Here are some records; copy every line that holds the word "title".

## begin

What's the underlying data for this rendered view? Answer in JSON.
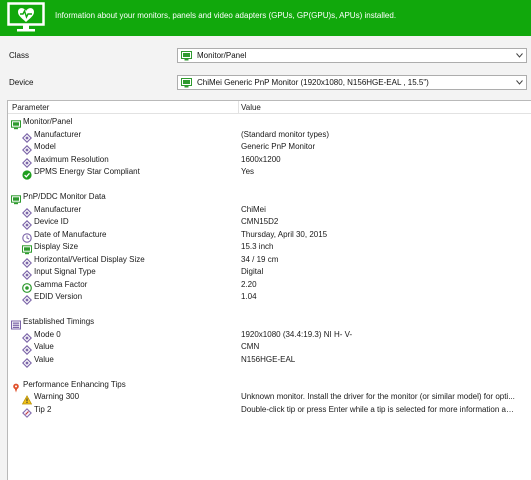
{
  "header": {
    "description": "Information about your monitors, panels and video adapters (GPUs, GP(GPU)s, APUs) installed."
  },
  "fields": {
    "class_label": "Class",
    "class_value": "Monitor/Panel",
    "device_label": "Device",
    "device_value": "ChiMei Generic PnP Monitor (1920x1080, N156HGE-EAL , 15.5\")"
  },
  "table": {
    "col_parameter": "Parameter",
    "col_value": "Value",
    "groups": [
      {
        "title": "Monitor/Panel",
        "icon": "monitor-icon",
        "rows": [
          {
            "param": "Manufacturer",
            "value": "(Standard monitor types)",
            "icon": "diamond-icon"
          },
          {
            "param": "Model",
            "value": "Generic PnP Monitor",
            "icon": "diamond-icon"
          },
          {
            "param": "Maximum Resolution",
            "value": "1600x1200",
            "icon": "diamond-icon"
          },
          {
            "param": "DPMS Energy Star Compliant",
            "value": "Yes",
            "icon": "check-icon"
          }
        ]
      },
      {
        "title": "PnP/DDC Monitor Data",
        "icon": "monitor-icon",
        "rows": [
          {
            "param": "Manufacturer",
            "value": "ChiMei",
            "icon": "diamond-icon"
          },
          {
            "param": "Device ID",
            "value": "CMN15D2",
            "icon": "diamond-icon"
          },
          {
            "param": "Date of Manufacture",
            "value": "Thursday, April 30, 2015",
            "icon": "clock-icon"
          },
          {
            "param": "Display Size",
            "value": "15.3 inch",
            "icon": "monitor-icon"
          },
          {
            "param": "Horizontal/Vertical Display Size",
            "value": "34 / 19 cm",
            "icon": "diamond-icon"
          },
          {
            "param": "Input Signal Type",
            "value": "Digital",
            "icon": "diamond-icon"
          },
          {
            "param": "Gamma Factor",
            "value": "2.20",
            "icon": "gamma-icon"
          },
          {
            "param": "EDID Version",
            "value": "1.04",
            "icon": "diamond-icon"
          }
        ]
      },
      {
        "title": "Established Timings",
        "icon": "list-icon",
        "rows": [
          {
            "param": "Mode 0",
            "value": "1920x1080 (34.4:19.3) NI H- V-",
            "icon": "diamond-icon"
          },
          {
            "param": "Value",
            "value": "CMN",
            "icon": "diamond-icon"
          },
          {
            "param": "Value",
            "value": "N156HGE-EAL",
            "icon": "diamond-icon"
          }
        ]
      },
      {
        "title": "Performance Enhancing Tips",
        "icon": "pin-icon",
        "rows": [
          {
            "param": "Warning 300",
            "value": "Unknown monitor. Install the driver for the monitor (or similar model) for opti...",
            "icon": "warning-icon"
          },
          {
            "param": "Tip 2",
            "value": "Double-click tip or press Enter while a tip is selected for more information ab...",
            "icon": "tip-icon"
          }
        ]
      }
    ]
  },
  "colors": {
    "header_green": "#11a80c",
    "panel_bg": "#f3f3f3",
    "icon_purple": "#7b64a8",
    "icon_green": "#2e9a2e"
  }
}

## end

▶ Exercise solution:
        "title": "Monitor/Panel",
        "title": "PnP/DDC Monitor Data",
        "title": "Established Timings",
        "title": "Performance Enhancing Tips",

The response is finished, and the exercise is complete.